OBJECTIVE: Return every line of the material exactly.

DATA EXTRACT:
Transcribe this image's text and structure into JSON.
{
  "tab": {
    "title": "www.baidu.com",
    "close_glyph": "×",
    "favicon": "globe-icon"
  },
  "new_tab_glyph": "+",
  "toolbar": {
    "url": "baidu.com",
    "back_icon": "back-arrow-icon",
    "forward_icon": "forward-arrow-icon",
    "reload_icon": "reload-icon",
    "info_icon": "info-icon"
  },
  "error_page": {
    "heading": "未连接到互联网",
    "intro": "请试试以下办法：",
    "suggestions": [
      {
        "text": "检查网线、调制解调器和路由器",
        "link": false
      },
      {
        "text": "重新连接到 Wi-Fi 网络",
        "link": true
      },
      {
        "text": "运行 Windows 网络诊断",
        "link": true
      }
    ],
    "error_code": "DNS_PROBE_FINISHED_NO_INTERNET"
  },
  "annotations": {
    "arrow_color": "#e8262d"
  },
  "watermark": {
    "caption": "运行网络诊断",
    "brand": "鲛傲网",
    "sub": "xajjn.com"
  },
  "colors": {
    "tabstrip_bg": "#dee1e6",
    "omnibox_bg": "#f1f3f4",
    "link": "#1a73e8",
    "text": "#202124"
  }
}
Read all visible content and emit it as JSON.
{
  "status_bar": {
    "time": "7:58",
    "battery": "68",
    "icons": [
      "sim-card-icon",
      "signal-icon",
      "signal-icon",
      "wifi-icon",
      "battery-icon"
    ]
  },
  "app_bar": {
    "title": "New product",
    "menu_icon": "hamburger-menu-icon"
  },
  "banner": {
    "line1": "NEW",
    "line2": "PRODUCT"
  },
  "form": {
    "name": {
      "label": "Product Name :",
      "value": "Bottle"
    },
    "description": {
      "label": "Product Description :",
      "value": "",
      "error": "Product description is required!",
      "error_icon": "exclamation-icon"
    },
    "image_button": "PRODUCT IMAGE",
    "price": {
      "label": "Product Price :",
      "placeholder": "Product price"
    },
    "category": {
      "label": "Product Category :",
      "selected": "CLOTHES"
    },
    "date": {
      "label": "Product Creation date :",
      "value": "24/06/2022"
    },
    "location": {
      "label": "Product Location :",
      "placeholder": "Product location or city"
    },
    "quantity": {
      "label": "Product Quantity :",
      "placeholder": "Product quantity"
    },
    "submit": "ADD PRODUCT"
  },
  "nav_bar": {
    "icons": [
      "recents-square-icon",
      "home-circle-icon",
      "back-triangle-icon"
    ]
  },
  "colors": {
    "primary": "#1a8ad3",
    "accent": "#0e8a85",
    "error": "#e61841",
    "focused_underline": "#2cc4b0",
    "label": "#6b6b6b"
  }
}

TASK OUTPUT:
Transcribe this image's text and structure into JSON.
{
  "tab": {
    "title": "www.baidu.com",
    "close_glyph": "×",
    "favicon": "globe-icon"
  },
  "new_tab_glyph": "+",
  "toolbar": {
    "url": "baidu.com",
    "back_icon": "back-arrow-icon",
    "forward_icon": "forward-arrow-icon",
    "reload_icon": "reload-icon",
    "info_icon": "info-icon"
  },
  "error_page": {
    "heading": "未连接到互联网",
    "intro": "请试试以下办法：",
    "suggestions": [
      {
        "text": "检查网线、调制解调器和路由器",
        "link": false
      },
      {
        "text": "重新连接到 Wi-Fi 网络",
        "link": true
      },
      {
        "text": "运行 Windows 网络诊断",
        "link": true
      }
    ],
    "error_code": "DNS_PROBE_FINISHED_NO_INTERNET"
  },
  "annotations": {
    "arrow_color": "#e8262d"
  },
  "watermark": {
    "caption": "运行网络诊断",
    "brand": "鲛傲网",
    "sub": "xajjn.com"
  },
  "colors": {
    "tabstrip_bg": "#dee1e6",
    "omnibox_bg": "#f1f3f4",
    "link": "#1a73e8",
    "text": "#202124"
  }
}
Read all visible content and emit it as JSON.
{
  "status_bar": {
    "time": "7:58",
    "battery": "68",
    "icons": [
      "sim-card-icon",
      "signal-icon",
      "signal-icon",
      "wifi-icon",
      "battery-icon"
    ]
  },
  "app_bar": {
    "title": "New product",
    "menu_icon": "hamburger-menu-icon"
  },
  "banner": {
    "line1": "NEW",
    "line2": "PRODUCT"
  },
  "form": {
    "name": {
      "label": "Product Name :",
      "value": "Bottle"
    },
    "description": {
      "label": "Product Description :",
      "value": "",
      "error": "Product description is required!",
      "error_icon": "exclamation-icon"
    },
    "image_button": "PRODUCT IMAGE",
    "price": {
      "label": "Product Price :",
      "placeholder": "Product price"
    },
    "category": {
      "label": "Product Category :",
      "selected": "CLOTHES"
    },
    "date": {
      "label": "Product Creation date :",
      "value": "24/06/2022"
    },
    "location": {
      "label": "Product Location :",
      "placeholder": "Product location or city"
    },
    "quantity": {
      "label": "Product Quantity :",
      "placeholder": "Product quantity"
    },
    "submit": "ADD PRODUCT"
  },
  "nav_bar": {
    "icons": [
      "recents-square-icon",
      "home-circle-icon",
      "back-triangle-icon"
    ]
  },
  "colors": {
    "primary": "#1a8ad3",
    "accent": "#0e8a85",
    "error": "#e61841",
    "focused_underline": "#2cc4b0",
    "label": "#6b6b6b"
  }
}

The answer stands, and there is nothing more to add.